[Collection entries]
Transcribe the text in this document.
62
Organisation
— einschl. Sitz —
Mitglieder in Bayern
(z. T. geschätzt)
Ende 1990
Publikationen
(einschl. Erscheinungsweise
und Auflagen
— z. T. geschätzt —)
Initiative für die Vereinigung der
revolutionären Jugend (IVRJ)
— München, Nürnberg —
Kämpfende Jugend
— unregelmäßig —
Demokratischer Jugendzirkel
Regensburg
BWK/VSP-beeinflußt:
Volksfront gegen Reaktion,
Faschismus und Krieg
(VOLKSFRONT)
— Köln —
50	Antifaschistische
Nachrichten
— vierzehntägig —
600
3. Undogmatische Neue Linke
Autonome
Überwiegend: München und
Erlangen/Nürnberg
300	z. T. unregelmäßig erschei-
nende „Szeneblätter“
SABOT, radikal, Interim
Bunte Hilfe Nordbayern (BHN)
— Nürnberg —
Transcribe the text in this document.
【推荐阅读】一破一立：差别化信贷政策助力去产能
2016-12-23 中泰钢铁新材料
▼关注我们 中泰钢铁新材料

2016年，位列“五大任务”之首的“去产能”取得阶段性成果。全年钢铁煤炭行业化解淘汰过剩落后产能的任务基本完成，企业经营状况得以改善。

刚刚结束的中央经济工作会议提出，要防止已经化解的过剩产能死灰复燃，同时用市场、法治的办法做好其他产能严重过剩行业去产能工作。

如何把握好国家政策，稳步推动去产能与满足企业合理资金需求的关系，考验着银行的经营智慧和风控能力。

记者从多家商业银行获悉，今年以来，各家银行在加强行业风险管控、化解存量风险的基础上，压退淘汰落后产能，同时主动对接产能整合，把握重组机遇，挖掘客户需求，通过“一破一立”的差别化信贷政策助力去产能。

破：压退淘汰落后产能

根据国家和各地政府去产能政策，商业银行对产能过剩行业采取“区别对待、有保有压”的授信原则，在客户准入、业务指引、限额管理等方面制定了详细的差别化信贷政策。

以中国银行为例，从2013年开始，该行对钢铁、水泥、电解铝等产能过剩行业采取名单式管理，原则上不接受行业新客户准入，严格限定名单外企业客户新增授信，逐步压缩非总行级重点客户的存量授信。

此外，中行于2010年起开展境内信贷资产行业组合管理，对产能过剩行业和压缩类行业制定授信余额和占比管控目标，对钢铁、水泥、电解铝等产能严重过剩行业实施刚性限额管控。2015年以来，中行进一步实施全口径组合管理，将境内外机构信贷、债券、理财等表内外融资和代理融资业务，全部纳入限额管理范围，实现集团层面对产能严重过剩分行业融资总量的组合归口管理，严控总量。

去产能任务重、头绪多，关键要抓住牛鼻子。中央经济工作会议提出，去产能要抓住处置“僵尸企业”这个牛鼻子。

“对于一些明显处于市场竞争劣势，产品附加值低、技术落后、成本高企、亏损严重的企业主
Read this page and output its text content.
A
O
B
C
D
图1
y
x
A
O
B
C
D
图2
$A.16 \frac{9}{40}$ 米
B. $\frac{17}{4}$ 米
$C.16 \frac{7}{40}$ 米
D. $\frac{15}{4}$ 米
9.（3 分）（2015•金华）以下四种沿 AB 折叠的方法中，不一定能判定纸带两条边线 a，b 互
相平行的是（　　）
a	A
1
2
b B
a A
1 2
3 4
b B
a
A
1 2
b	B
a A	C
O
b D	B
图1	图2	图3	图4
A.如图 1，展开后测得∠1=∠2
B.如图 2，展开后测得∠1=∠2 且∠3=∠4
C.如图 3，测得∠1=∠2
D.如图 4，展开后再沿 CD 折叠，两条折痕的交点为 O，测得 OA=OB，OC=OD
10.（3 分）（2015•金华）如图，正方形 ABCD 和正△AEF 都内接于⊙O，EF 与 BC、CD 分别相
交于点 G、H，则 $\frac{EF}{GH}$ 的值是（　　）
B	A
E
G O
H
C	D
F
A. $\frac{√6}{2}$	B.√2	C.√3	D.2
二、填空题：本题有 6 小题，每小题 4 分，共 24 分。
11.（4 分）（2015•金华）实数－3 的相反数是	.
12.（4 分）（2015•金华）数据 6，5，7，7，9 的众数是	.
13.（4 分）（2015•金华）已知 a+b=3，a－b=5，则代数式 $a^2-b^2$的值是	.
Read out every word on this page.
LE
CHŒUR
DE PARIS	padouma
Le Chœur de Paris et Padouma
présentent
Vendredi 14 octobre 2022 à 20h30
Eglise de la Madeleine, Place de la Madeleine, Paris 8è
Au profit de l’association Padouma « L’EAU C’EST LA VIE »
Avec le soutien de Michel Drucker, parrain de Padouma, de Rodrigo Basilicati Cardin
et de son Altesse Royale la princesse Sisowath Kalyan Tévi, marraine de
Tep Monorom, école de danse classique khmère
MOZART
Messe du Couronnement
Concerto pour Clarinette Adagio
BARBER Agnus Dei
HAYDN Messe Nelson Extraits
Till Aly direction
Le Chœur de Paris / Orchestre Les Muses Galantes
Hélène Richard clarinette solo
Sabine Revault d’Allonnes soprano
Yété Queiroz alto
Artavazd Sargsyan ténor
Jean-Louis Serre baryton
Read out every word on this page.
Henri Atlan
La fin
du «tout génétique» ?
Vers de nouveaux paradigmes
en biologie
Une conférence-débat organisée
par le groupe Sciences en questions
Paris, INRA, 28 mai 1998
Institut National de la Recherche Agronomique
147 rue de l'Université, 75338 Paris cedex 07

* [Instruction]
Every line above needs to be retyped exactly.

* [Output of the task]
Transcribe the text in this document.
62
Organisation
— einschl. Sitz —
Mitglieder in Bayern
(z. T. geschätzt)
Ende 1990
Publikationen
(einschl. Erscheinungsweise
und Auflagen
— z. T. geschätzt —)
Initiative für die Vereinigung der
revolutionären Jugend (IVRJ)
— München, Nürnberg —
Kämpfende Jugend
— unregelmäßig —
Demokratischer Jugendzirkel
Regensburg
BWK/VSP-beeinflußt:
Volksfront gegen Reaktion,
Faschismus und Krieg
(VOLKSFRONT)
— Köln —
50	Antifaschistische
Nachrichten
— vierzehntägig —
600
3. Undogmatische Neue Linke
Autonome
Überwiegend: München und
Erlangen/Nürnberg
300	z. T. unregelmäßig erschei-
nende „Szeneblätter“
SABOT, radikal, Interim
Bunte Hilfe Nordbayern (BHN)
— Nürnberg —
Transcribe the text in this document.
【推荐阅读】一破一立：差别化信贷政策助力去产能
2016-12-23 中泰钢铁新材料
▼关注我们 中泰钢铁新材料

2016年，位列“五大任务”之首的“去产能”取得阶段性成果。全年钢铁煤炭行业化解淘汰过剩落后产能的任务基本完成，企业经营状况得以改善。

刚刚结束的中央经济工作会议提出，要防止已经化解的过剩产能死灰复燃，同时用市场、法治的办法做好其他产能严重过剩行业去产能工作。

如何把握好国家政策，稳步推动去产能与满足企业合理资金需求的关系，考验着银行的经营智慧和风控能力。

记者从多家商业银行获悉，今年以来，各家银行在加强行业风险管控、化解存量风险的基础上，压退淘汰落后产能，同时主动对接产能整合，把握重组机遇，挖掘客户需求，通过“一破一立”的差别化信贷政策助力去产能。

破：压退淘汰落后产能

根据国家和各地政府去产能政策，商业银行对产能过剩行业采取“区别对待、有保有压”的授信原则，在客户准入、业务指引、限额管理等方面制定了详细的差别化信贷政策。

以中国银行为例，从2013年开始，该行对钢铁、水泥、电解铝等产能过剩行业采取名单式管理，原则上不接受行业新客户准入，严格限定名单外企业客户新增授信，逐步压缩非总行级重点客户的存量授信。

此外，中行于2010年起开展境内信贷资产行业组合管理，对产能过剩行业和压缩类行业制定授信余额和占比管控目标，对钢铁、水泥、电解铝等产能严重过剩行业实施刚性限额管控。2015年以来，中行进一步实施全口径组合管理，将境内外机构信贷、债券、理财等表内外融资和代理融资业务，全部纳入限额管理范围，实现集团层面对产能严重过剩分行业融资总量的组合归口管理，严控总量。

去产能任务重、头绪多，关键要抓住牛鼻子。中央经济工作会议提出，去产能要抓住处置“僵尸企业”这个牛鼻子。

“对于一些明显处于市场竞争劣势，产品附加值低、技术落后、成本高企、亏损严重的企业主
Read this page and output its text content.
A
O
B
C
D
图1
y
x
A
O
B
C
D
图2
$A.16 \frac{9}{40}$ 米
B. $\frac{17}{4}$ 米
$C.16 \frac{7}{40}$ 米
D. $\frac{15}{4}$ 米
9.（3 分）（2015•金华）以下四种沿 AB 折叠的方法中，不一定能判定纸带两条边线 a，b 互
相平行的是（　　）
a	A
1
2
b B
a A
1 2
3 4
b B
a
A
1 2
b	B
a A	C
O
b D	B
图1	图2	图3	图4
A.如图 1，展开后测得∠1=∠2
B.如图 2，展开后测得∠1=∠2 且∠3=∠4
C.如图 3，测得∠1=∠2
D.如图 4，展开后再沿 CD 折叠，两条折痕的交点为 O，测得 OA=OB，OC=OD
10.（3 分）（2015•金华）如图，正方形 ABCD 和正△AEF 都内接于⊙O，EF 与 BC、CD 分别相
交于点 G、H，则 $\frac{EF}{GH}$ 的值是（　　）
B	A
E
G O
H
C	D
F
A. $\frac{√6}{2}$	B.√2	C.√3	D.2
二、填空题：本题有 6 小题，每小题 4 分，共 24 分。
11.（4 分）（2015•金华）实数－3 的相反数是	.
12.（4 分）（2015•金华）数据 6，5，7，7，9 的众数是	.
13.（4 分）（2015•金华）已知 a+b=3，a－b=5，则代数式 $a^2-b^2$的值是	.
Read out every word on this page.
LE
CHŒUR
DE PARIS	padouma
Le Chœur de Paris et Padouma
présentent
Vendredi 14 octobre 2022 à 20h30
Eglise de la Madeleine, Place de la Madeleine, Paris 8è
Au profit de l’association Padouma « L’EAU C’EST LA VIE »
Avec le soutien de Michel Drucker, parrain de Padouma, de Rodrigo Basilicati Cardin
et de son Altesse Royale la princesse Sisowath Kalyan Tévi, marraine de
Tep Monorom, école de danse classique khmère
MOZART
Messe du Couronnement
Concerto pour Clarinette Adagio
BARBER Agnus Dei
HAYDN Messe Nelson Extraits
Till Aly direction
Le Chœur de Paris / Orchestre Les Muses Galantes
Hélène Richard clarinette solo
Sabine Revault d’Allonnes soprano
Yété Queiroz alto
Artavazd Sargsyan ténor
Jean-Louis Serre baryton
Read out every word on this page.
Henri Atlan
La fin
du «tout génétique» ?
Vers de nouveaux paradigmes
en biologie
Une conférence-débat organisée
par le groupe Sciences en questions
Paris, INRA, 28 mai 1998
Institut National de la Recherche Agronomique
147 rue de l'Université, 75338 Paris cedex 07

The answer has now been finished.